(Records from a data source)
##########
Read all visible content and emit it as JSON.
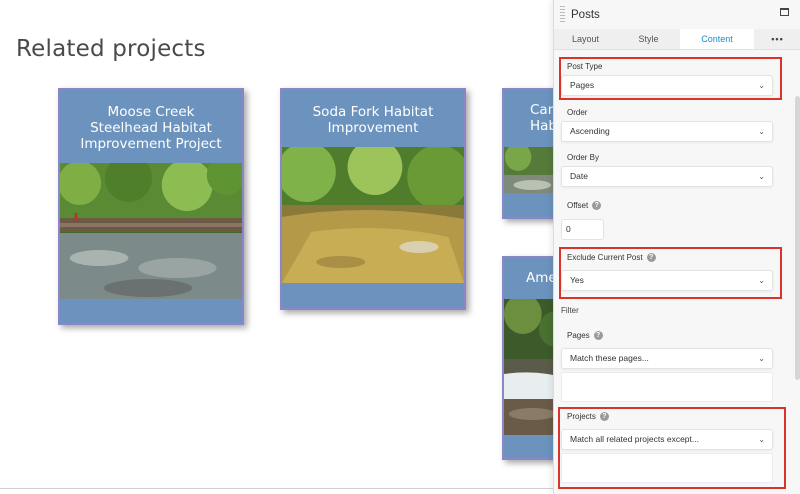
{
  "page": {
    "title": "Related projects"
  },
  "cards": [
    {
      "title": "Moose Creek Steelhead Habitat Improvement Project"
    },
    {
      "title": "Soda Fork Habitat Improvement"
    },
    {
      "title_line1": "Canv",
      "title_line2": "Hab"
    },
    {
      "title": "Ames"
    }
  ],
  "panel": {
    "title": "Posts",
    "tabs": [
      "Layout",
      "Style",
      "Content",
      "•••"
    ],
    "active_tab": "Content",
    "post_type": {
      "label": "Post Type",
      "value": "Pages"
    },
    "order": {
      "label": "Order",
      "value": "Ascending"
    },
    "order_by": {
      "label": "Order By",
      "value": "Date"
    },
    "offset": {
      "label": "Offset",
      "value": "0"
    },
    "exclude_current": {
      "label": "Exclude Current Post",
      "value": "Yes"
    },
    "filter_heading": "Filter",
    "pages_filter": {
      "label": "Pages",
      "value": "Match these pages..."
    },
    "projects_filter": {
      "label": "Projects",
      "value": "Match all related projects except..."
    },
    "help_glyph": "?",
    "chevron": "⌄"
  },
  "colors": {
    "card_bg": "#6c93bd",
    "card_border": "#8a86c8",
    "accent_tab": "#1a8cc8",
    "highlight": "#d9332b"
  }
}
##########
*TASK PROMPT*. In the copy, include no pictures; restate the listing above exactly.

*FINISHED EXERCISE*.
Read all visible content and emit it as JSON.
{
  "page": {
    "title": "Related projects"
  },
  "cards": [
    {
      "title": "Moose Creek Steelhead Habitat Improvement Project"
    },
    {
      "title": "Soda Fork Habitat Improvement"
    },
    {
      "title_line1": "Canv",
      "title_line2": "Hab"
    },
    {
      "title": "Ames"
    }
  ],
  "panel": {
    "title": "Posts",
    "tabs": [
      "Layout",
      "Style",
      "Content",
      "•••"
    ],
    "active_tab": "Content",
    "post_type": {
      "label": "Post Type",
      "value": "Pages"
    },
    "order": {
      "label": "Order",
      "value": "Ascending"
    },
    "order_by": {
      "label": "Order By",
      "value": "Date"
    },
    "offset": {
      "label": "Offset",
      "value": "0"
    },
    "exclude_current": {
      "label": "Exclude Current Post",
      "value": "Yes"
    },
    "filter_heading": "Filter",
    "pages_filter": {
      "label": "Pages",
      "value": "Match these pages..."
    },
    "projects_filter": {
      "label": "Projects",
      "value": "Match all related projects except..."
    },
    "help_glyph": "?",
    "chevron": "⌄"
  },
  "colors": {
    "card_bg": "#6c93bd",
    "card_border": "#8a86c8",
    "accent_tab": "#1a8cc8",
    "highlight": "#d9332b"
  }
}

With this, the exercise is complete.